Entries from a visual dataset
# # # # # # #
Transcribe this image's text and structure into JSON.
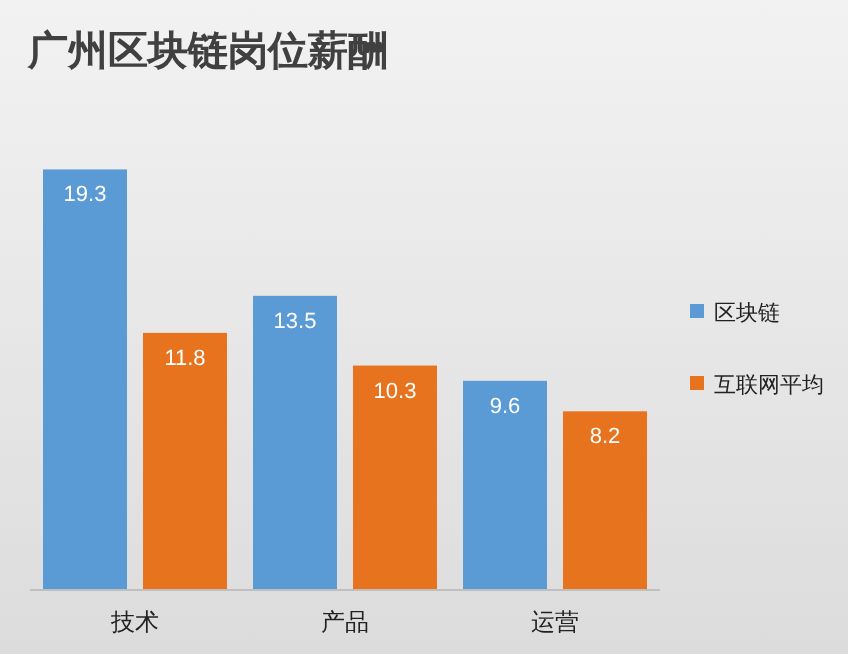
{
  "chart_data": {
    "type": "bar",
    "title": "广州区块链岗位薪酬",
    "categories": [
      "技术",
      "产品",
      "运营"
    ],
    "series": [
      {
        "name": "区块链",
        "color": "#5b9bd5",
        "values": [
          19.3,
          13.5,
          9.6
        ]
      },
      {
        "name": "互联网平均",
        "color": "#e8731e",
        "values": [
          11.8,
          10.3,
          8.2
        ]
      }
    ],
    "data_labels": true,
    "legend": "right"
  }
}
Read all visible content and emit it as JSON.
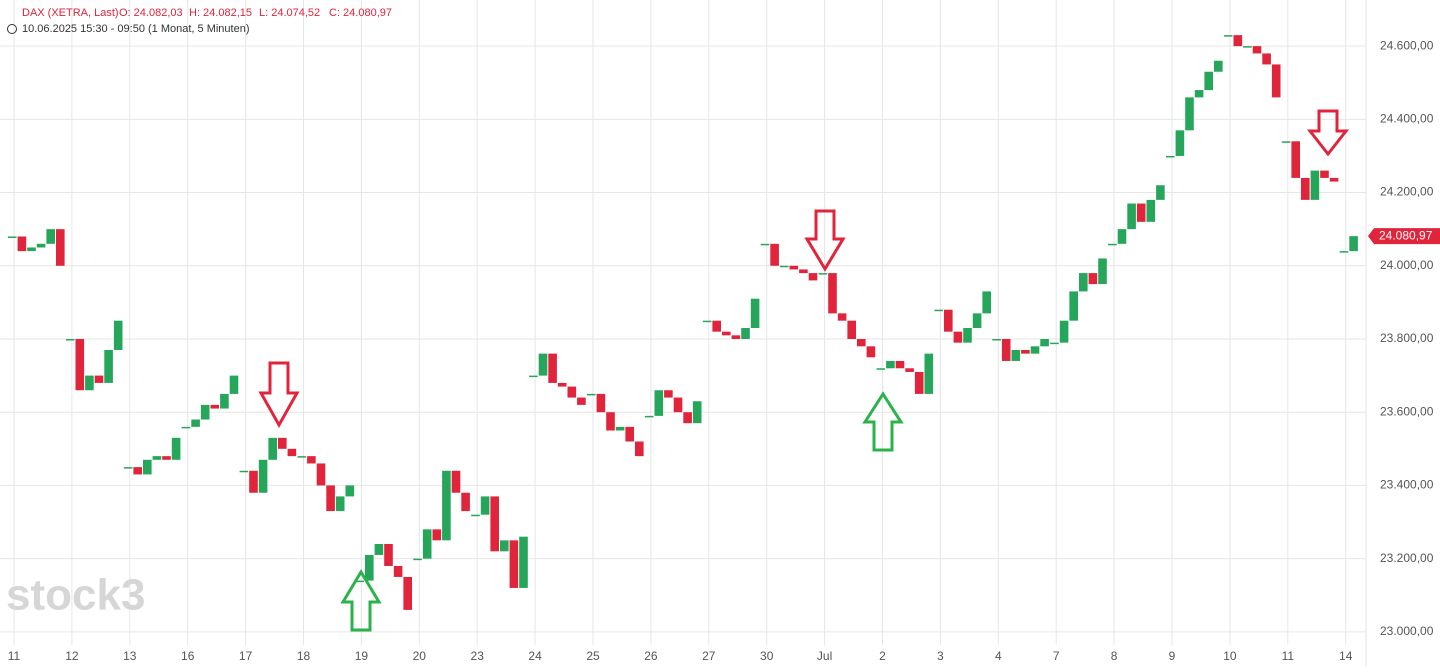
{
  "chart_data": {
    "type": "candle-line",
    "instrument": "DAX (XETRA, Last)",
    "ohlc": [
      "O: 24.082,03",
      "H: 24.082,15",
      "L: 24.074,52",
      "C: 24.080,97"
    ],
    "subtitle": "10.06.2025 15:30 - 09:50  (1 Monat, 5 Minuten)",
    "watermark": "stock3",
    "up_color": "#26a65b",
    "down_color": "#e0243b",
    "categories": [
      "11",
      "12",
      "13",
      "16",
      "17",
      "18",
      "19",
      "20",
      "23",
      "24",
      "25",
      "26",
      "27",
      "30",
      "Jul",
      "2",
      "3",
      "4",
      "7",
      "8",
      "9",
      "10",
      "11",
      "14"
    ],
    "values": [
      [
        24080,
        24040,
        24050,
        24060,
        24100,
        24000
      ],
      [
        23800,
        23660,
        23700,
        23680,
        23770,
        23850
      ],
      [
        23450,
        23430,
        23470,
        23480,
        23470,
        23530
      ],
      [
        23560,
        23580,
        23620,
        23610,
        23650,
        23700
      ],
      [
        23440,
        23380,
        23470,
        23530,
        23500,
        23480
      ],
      [
        23480,
        23460,
        23400,
        23330,
        23370,
        23400
      ],
      [
        23140,
        23210,
        23240,
        23180,
        23150,
        23060
      ],
      [
        23200,
        23280,
        23250,
        23440,
        23380,
        23330
      ],
      [
        23320,
        23370,
        23220,
        23250,
        23120,
        23260
      ],
      [
        23700,
        23760,
        23680,
        23670,
        23640,
        23620
      ],
      [
        23650,
        23600,
        23550,
        23560,
        23520,
        23480
      ],
      [
        23590,
        23660,
        23640,
        23600,
        23570,
        23630
      ],
      [
        23850,
        23820,
        23810,
        23800,
        23830,
        23910
      ],
      [
        24060,
        24000,
        24000,
        23990,
        23980,
        23960
      ],
      [
        23980,
        23870,
        23850,
        23800,
        23780,
        23750
      ],
      [
        23720,
        23740,
        23720,
        23710,
        23650,
        23760
      ],
      [
        23880,
        23820,
        23790,
        23830,
        23870,
        23930
      ],
      [
        23800,
        23740,
        23770,
        23760,
        23780,
        23800
      ],
      [
        23790,
        23850,
        23930,
        23980,
        23950,
        24020
      ],
      [
        24060,
        24100,
        24170,
        24120,
        24180,
        24220
      ],
      [
        24300,
        24370,
        24460,
        24480,
        24530,
        24560
      ],
      [
        24630,
        24600,
        24600,
        24580,
        24550,
        24460
      ],
      [
        24340,
        24240,
        24180,
        24260,
        24240,
        24230
      ],
      [
        24040,
        24080.97
      ]
    ],
    "last": {
      "value": 24080.97,
      "label": "24.080,97"
    },
    "ylim": [
      22904,
      24726
    ],
    "yticks": [
      {
        "value": 23000,
        "label": "23.000,00"
      },
      {
        "value": 23200,
        "label": "23.200,00"
      },
      {
        "value": 23400,
        "label": "23.400,00"
      },
      {
        "value": 23600,
        "label": "23.600,00"
      },
      {
        "value": 23800,
        "label": "23.800,00"
      },
      {
        "value": 24000,
        "label": "24.000,00"
      },
      {
        "value": 24200,
        "label": "24.200,00"
      },
      {
        "value": 24400,
        "label": "24.400,00"
      },
      {
        "value": 24600,
        "label": "24.600,00"
      }
    ],
    "grid": true
  }
}
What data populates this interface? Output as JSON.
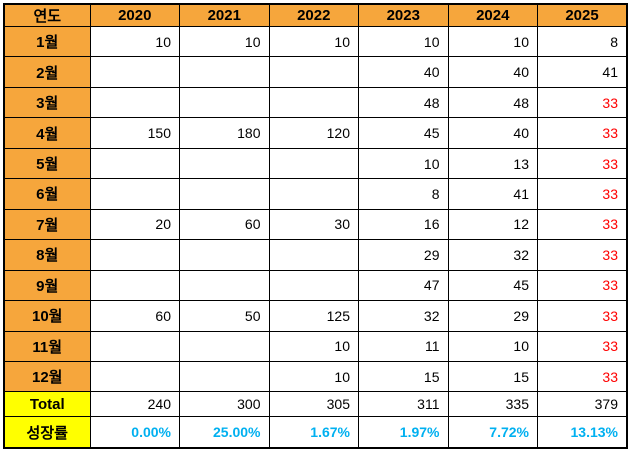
# # # # # # #
Objective:
Return all the entries word for word, but omit any pictures they contain.

Exercise output:
Transcribe this image's text and structure into JSON.
{
  "chart_data": {
    "type": "bar",
    "title": "广州区块链岗位薪酬",
    "categories": [
      "技术",
      "产品",
      "运营"
    ],
    "series": [
      {
        "name": "区块链",
        "color": "#5b9bd5",
        "values": [
          19.3,
          13.5,
          9.6
        ]
      },
      {
        "name": "互联网平均",
        "color": "#e8731e",
        "values": [
          11.8,
          10.3,
          8.2
        ]
      }
    ],
    "data_labels": true,
    "legend": "right"
  }
}
Read all visible content and emit it as JSON.
{
  "chart_data": {
    "type": "candle-line",
    "instrument": "DAX (XETRA, Last)",
    "ohlc": [
      "O: 24.082,03",
      "H: 24.082,15",
      "L: 24.074,52",
      "C: 24.080,97"
    ],
    "subtitle": "10.06.2025 15:30 - 09:50  (1 Monat, 5 Minuten)",
    "watermark": "stock3",
    "up_color": "#26a65b",
    "down_color": "#e0243b",
    "categories": [
      "11",
      "12",
      "13",
      "16",
      "17",
      "18",
      "19",
      "20",
      "23",
      "24",
      "25",
      "26",
      "27",
      "30",
      "Jul",
      "2",
      "3",
      "4",
      "7",
      "8",
      "9",
      "10",
      "11",
      "14"
    ],
    "values": [
      [
        24080,
        24040,
        24050,
        24060,
        24100,
        24000
      ],
      [
        23800,
        23660,
        23700,
        23680,
        23770,
        23850
      ],
      [
        23450,
        23430,
        23470,
        23480,
        23470,
        23530
      ],
      [
        23560,
        23580,
        23620,
        23610,
        23650,
        23700
      ],
      [
        23440,
        23380,
        23470,
        23530,
        23500,
        23480
      ],
      [
        23480,
        23460,
        23400,
        23330,
        23370,
        23400
      ],
      [
        23140,
        23210,
        23240,
        23180,
        23150,
        23060
      ],
      [
        23200,
        23280,
        23250,
        23440,
        23380,
        23330
      ],
      [
        23320,
        23370,
        23220,
        23250,
        23120,
        23260
      ],
      [
        23700,
        23760,
        23680,
        23670,
        23640,
        23620
      ],
      [
        23650,
        23600,
        23550,
        23560,
        23520,
        23480
      ],
      [
        23590,
        23660,
        23640,
        23600,
        23570,
        23630
      ],
      [
        23850,
        23820,
        23810,
        23800,
        23830,
        23910
      ],
      [
        24060,
        24000,
        24000,
        23990,
        23980,
        23960
      ],
      [
        23980,
        23870,
        23850,
        23800,
        23780,
        23750
      ],
      [
        23720,
        23740,
        23720,
        23710,
        23650,
        23760
      ],
      [
        23880,
        23820,
        23790,
        23830,
        23870,
        23930
      ],
      [
        23800,
        23740,
        23770,
        23760,
        23780,
        23800
      ],
      [
        23790,
        23850,
        23930,
        23980,
        23950,
        24020
      ],
      [
        24060,
        24100,
        24170,
        24120,
        24180,
        24220
      ],
      [
        24300,
        24370,
        24460,
        24480,
        24530,
        24560
      ],
      [
        24630,
        24600,
        24600,
        24580,
        24550,
        24460
      ],
      [
        24340,
        24240,
        24180,
        24260,
        24240,
        24230
      ],
      [
        24040,
        24080.97
      ]
    ],
    "last": {
      "value": 24080.97,
      "label": "24.080,97"
    },
    "ylim": [
      22904,
      24726
    ],
    "yticks": [
      {
        "value": 23000,
        "label": "23.000,00"
      },
      {
        "value": 23200,
        "label": "23.200,00"
      },
      {
        "value": 23400,
        "label": "23.400,00"
      },
      {
        "value": 23600,
        "label": "23.600,00"
      },
      {
        "value": 23800,
        "label": "23.800,00"
      },
      {
        "value": 24000,
        "label": "24.000,00"
      },
      {
        "value": 24200,
        "label": "24.200,00"
      },
      {
        "value": 24400,
        "label": "24.400,00"
      },
      {
        "value": 24600,
        "label": "24.600,00"
      }
    ],
    "grid": true
  }
}
What data populates this interface? Output as JSON.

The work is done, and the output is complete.